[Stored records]
━━━━━━━━━━━━━━━━━━━━━━━━━━━━━━

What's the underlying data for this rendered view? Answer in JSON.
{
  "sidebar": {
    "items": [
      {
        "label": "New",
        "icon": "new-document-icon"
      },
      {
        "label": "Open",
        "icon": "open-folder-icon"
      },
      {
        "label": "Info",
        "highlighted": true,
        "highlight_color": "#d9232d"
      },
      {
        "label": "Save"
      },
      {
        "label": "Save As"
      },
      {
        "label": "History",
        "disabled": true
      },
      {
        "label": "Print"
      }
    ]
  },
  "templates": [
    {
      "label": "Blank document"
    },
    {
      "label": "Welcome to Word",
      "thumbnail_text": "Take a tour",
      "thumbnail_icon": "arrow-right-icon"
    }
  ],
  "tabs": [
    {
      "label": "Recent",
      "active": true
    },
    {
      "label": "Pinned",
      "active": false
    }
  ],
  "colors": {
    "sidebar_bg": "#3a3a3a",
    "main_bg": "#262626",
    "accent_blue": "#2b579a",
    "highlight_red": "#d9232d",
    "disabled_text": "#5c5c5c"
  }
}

━━━━━━━━━━━━━━━━━━━━━━━━━━━━━━

- Directions for this task
From the listing above, reproduce all the lines exactly.

- Reply to the task
What's the underlying data for this rendered view? Answer in JSON.
{
  "sidebar": {
    "items": [
      {
        "label": "New",
        "icon": "new-document-icon"
      },
      {
        "label": "Open",
        "icon": "open-folder-icon"
      },
      {
        "label": "Info",
        "highlighted": true,
        "highlight_color": "#d9232d"
      },
      {
        "label": "Save"
      },
      {
        "label": "Save As"
      },
      {
        "label": "History",
        "disabled": true
      },
      {
        "label": "Print"
      }
    ]
  },
  "templates": [
    {
      "label": "Blank document"
    },
    {
      "label": "Welcome to Word",
      "thumbnail_text": "Take a tour",
      "thumbnail_icon": "arrow-right-icon"
    }
  ],
  "tabs": [
    {
      "label": "Recent",
      "active": true
    },
    {
      "label": "Pinned",
      "active": false
    }
  ],
  "colors": {
    "sidebar_bg": "#3a3a3a",
    "main_bg": "#262626",
    "accent_blue": "#2b579a",
    "highlight_red": "#d9232d",
    "disabled_text": "#5c5c5c"
  }
}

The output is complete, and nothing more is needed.